[Task requirements]:
Copy everything in the listing below word for word, apart from any images.

[Stored data entries]:
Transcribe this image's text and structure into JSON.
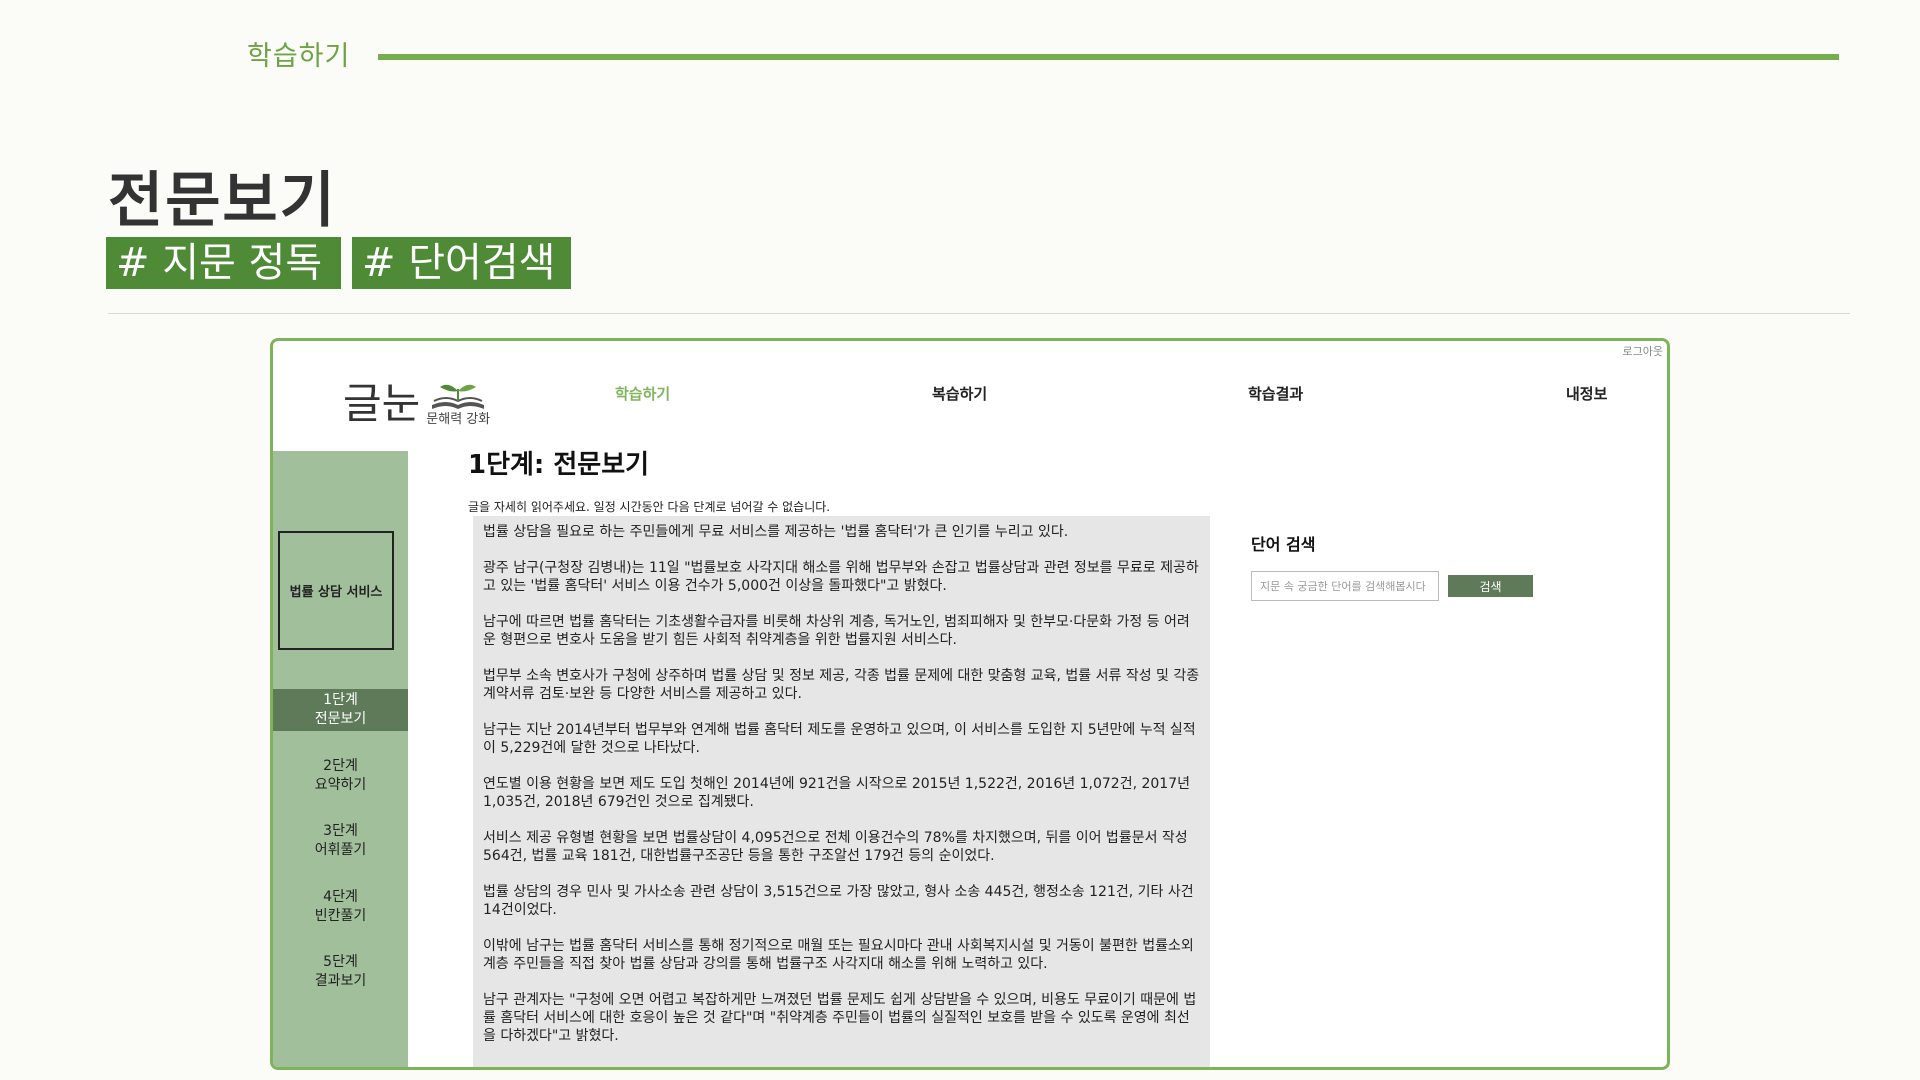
{
  "slide": {
    "section_label": "학습하기",
    "title": "전문보기",
    "tags": [
      "# 지문 정독",
      "# 단어검색"
    ]
  },
  "app": {
    "logout": "로그아웃",
    "logo": {
      "text": "글눈",
      "subtitle": "문해력 강화"
    },
    "nav": [
      {
        "label": "학습하기",
        "active": true
      },
      {
        "label": "복습하기",
        "active": false
      },
      {
        "label": "학습결과",
        "active": false
      },
      {
        "label": "내정보",
        "active": false
      }
    ],
    "sidebar": {
      "topic": "법률 상담 서비스",
      "steps": [
        {
          "line1": "1단계",
          "line2": "전문보기",
          "active": true
        },
        {
          "line1": "2단계",
          "line2": "요약하기",
          "active": false
        },
        {
          "line1": "3단계",
          "line2": "어휘풀기",
          "active": false
        },
        {
          "line1": "4단계",
          "line2": "빈칸풀기",
          "active": false
        },
        {
          "line1": "5단계",
          "line2": "결과보기",
          "active": false
        }
      ]
    },
    "heading": "1단계: 전문보기",
    "instruction": "글을 자세히 읽어주세요. 일정 시간동안 다음 단계로 넘어갈 수 없습니다.",
    "passage": [
      "법률 상담을 필요로 하는 주민들에게 무료 서비스를 제공하는 '법률 홈닥터'가 큰 인기를 누리고 있다.",
      "광주 남구(구청장 김병내)는 11일 \"법률보호 사각지대 해소를 위해 법무부와 손잡고 법률상담과 관련 정보를 무료로 제공하고 있는 '법률 홈닥터' 서비스 이용 건수가 5,000건 이상을 돌파했다\"고 밝혔다.",
      "남구에 따르면 법률 홈닥터는 기초생활수급자를 비롯해 차상위 계층, 독거노인, 범죄피해자 및 한부모·다문화 가정 등 어려운 형편으로 변호사 도움을 받기 힘든 사회적 취약계층을 위한 법률지원 서비스다.",
      "법무부 소속 변호사가 구청에 상주하며 법률 상담 및 정보 제공, 각종 법률 문제에 대한 맞춤형 교육, 법률 서류 작성 및 각종 계약서류 검토·보완 등 다양한 서비스를 제공하고 있다.",
      "남구는 지난 2014년부터 법무부와 연계해 법률 홈닥터 제도를 운영하고 있으며, 이 서비스를 도입한 지 5년만에 누적 실적이 5,229건에 달한 것으로 나타났다.",
      "연도별 이용 현황을 보면 제도 도입 첫해인 2014년에 921건을 시작으로 2015년 1,522건, 2016년 1,072건, 2017년 1,035건, 2018년 679건인 것으로 집계됐다.",
      "서비스 제공 유형별 현황을 보면 법률상담이 4,095건으로 전체 이용건수의 78%를 차지했으며, 뒤를 이어 법률문서 작성 564건, 법률 교육 181건, 대한법률구조공단 등을 통한 구조알선 179건 등의 순이었다.",
      "법률 상담의 경우 민사 및 가사소송 관련 상담이 3,515건으로 가장 많았고, 형사 소송 445건, 행정소송 121건, 기타 사건 14건이었다.",
      "이밖에 남구는 법률 홈닥터 서비스를 통해 정기적으로 매월 또는 필요시마다 관내 사회복지시설 및 거동이 불편한 법률소외 계층 주민들을 직접 찾아 법률 상담과 강의를 통해 법률구조 사각지대 해소를 위해 노력하고 있다.",
      "남구 관계자는 \"구청에 오면 어렵고 복잡하게만 느껴졌던 법률 문제도 쉽게 상담받을 수 있으며, 비용도 무료이기 때문에 법률 홈닥터 서비스에 대한 호응이 높은 것 같다\"며 \"취약계층 주민들이 법률의 실질적인 보호를 받을 수 있도록 운영에 최선을 다하겠다\"고 밝혔다."
    ],
    "search": {
      "title": "단어 검색",
      "placeholder": "지문 속 궁금한 단어를 검색해봅시다",
      "button": "검색"
    }
  },
  "colors": {
    "accent": "#78ad4e",
    "tag_bg": "#4f8a37",
    "sidebar_bg": "#a1bf9b",
    "active_step": "#5e7a58",
    "passage_bg": "#e6e6e6"
  }
}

[Response]:
Transcribe this image's text and structure into JSON.
{
  "slide": {
    "section_label": "학습하기",
    "title": "전문보기",
    "tags": [
      "# 지문 정독",
      "# 단어검색"
    ]
  },
  "app": {
    "logout": "로그아웃",
    "logo": {
      "text": "글눈",
      "subtitle": "문해력 강화"
    },
    "nav": [
      {
        "label": "학습하기",
        "active": true
      },
      {
        "label": "복습하기",
        "active": false
      },
      {
        "label": "학습결과",
        "active": false
      },
      {
        "label": "내정보",
        "active": false
      }
    ],
    "sidebar": {
      "topic": "법률 상담 서비스",
      "steps": [
        {
          "line1": "1단계",
          "line2": "전문보기",
          "active": true
        },
        {
          "line1": "2단계",
          "line2": "요약하기",
          "active": false
        },
        {
          "line1": "3단계",
          "line2": "어휘풀기",
          "active": false
        },
        {
          "line1": "4단계",
          "line2": "빈칸풀기",
          "active": false
        },
        {
          "line1": "5단계",
          "line2": "결과보기",
          "active": false
        }
      ]
    },
    "heading": "1단계: 전문보기",
    "instruction": "글을 자세히 읽어주세요. 일정 시간동안 다음 단계로 넘어갈 수 없습니다.",
    "passage": [
      "법률 상담을 필요로 하는 주민들에게 무료 서비스를 제공하는 '법률 홈닥터'가 큰 인기를 누리고 있다.",
      "광주 남구(구청장 김병내)는 11일 \"법률보호 사각지대 해소를 위해 법무부와 손잡고 법률상담과 관련 정보를 무료로 제공하고 있는 '법률 홈닥터' 서비스 이용 건수가 5,000건 이상을 돌파했다\"고 밝혔다.",
      "남구에 따르면 법률 홈닥터는 기초생활수급자를 비롯해 차상위 계층, 독거노인, 범죄피해자 및 한부모·다문화 가정 등 어려운 형편으로 변호사 도움을 받기 힘든 사회적 취약계층을 위한 법률지원 서비스다.",
      "법무부 소속 변호사가 구청에 상주하며 법률 상담 및 정보 제공, 각종 법률 문제에 대한 맞춤형 교육, 법률 서류 작성 및 각종 계약서류 검토·보완 등 다양한 서비스를 제공하고 있다.",
      "남구는 지난 2014년부터 법무부와 연계해 법률 홈닥터 제도를 운영하고 있으며, 이 서비스를 도입한 지 5년만에 누적 실적이 5,229건에 달한 것으로 나타났다.",
      "연도별 이용 현황을 보면 제도 도입 첫해인 2014년에 921건을 시작으로 2015년 1,522건, 2016년 1,072건, 2017년 1,035건, 2018년 679건인 것으로 집계됐다.",
      "서비스 제공 유형별 현황을 보면 법률상담이 4,095건으로 전체 이용건수의 78%를 차지했으며, 뒤를 이어 법률문서 작성 564건, 법률 교육 181건, 대한법률구조공단 등을 통한 구조알선 179건 등의 순이었다.",
      "법률 상담의 경우 민사 및 가사소송 관련 상담이 3,515건으로 가장 많았고, 형사 소송 445건, 행정소송 121건, 기타 사건 14건이었다.",
      "이밖에 남구는 법률 홈닥터 서비스를 통해 정기적으로 매월 또는 필요시마다 관내 사회복지시설 및 거동이 불편한 법률소외 계층 주민들을 직접 찾아 법률 상담과 강의를 통해 법률구조 사각지대 해소를 위해 노력하고 있다.",
      "남구 관계자는 \"구청에 오면 어렵고 복잡하게만 느껴졌던 법률 문제도 쉽게 상담받을 수 있으며, 비용도 무료이기 때문에 법률 홈닥터 서비스에 대한 호응이 높은 것 같다\"며 \"취약계층 주민들이 법률의 실질적인 보호를 받을 수 있도록 운영에 최선을 다하겠다\"고 밝혔다."
    ],
    "search": {
      "title": "단어 검색",
      "placeholder": "지문 속 궁금한 단어를 검색해봅시다",
      "button": "검색"
    }
  },
  "colors": {
    "accent": "#78ad4e",
    "tag_bg": "#4f8a37",
    "sidebar_bg": "#a1bf9b",
    "active_step": "#5e7a58",
    "passage_bg": "#e6e6e6"
  }
}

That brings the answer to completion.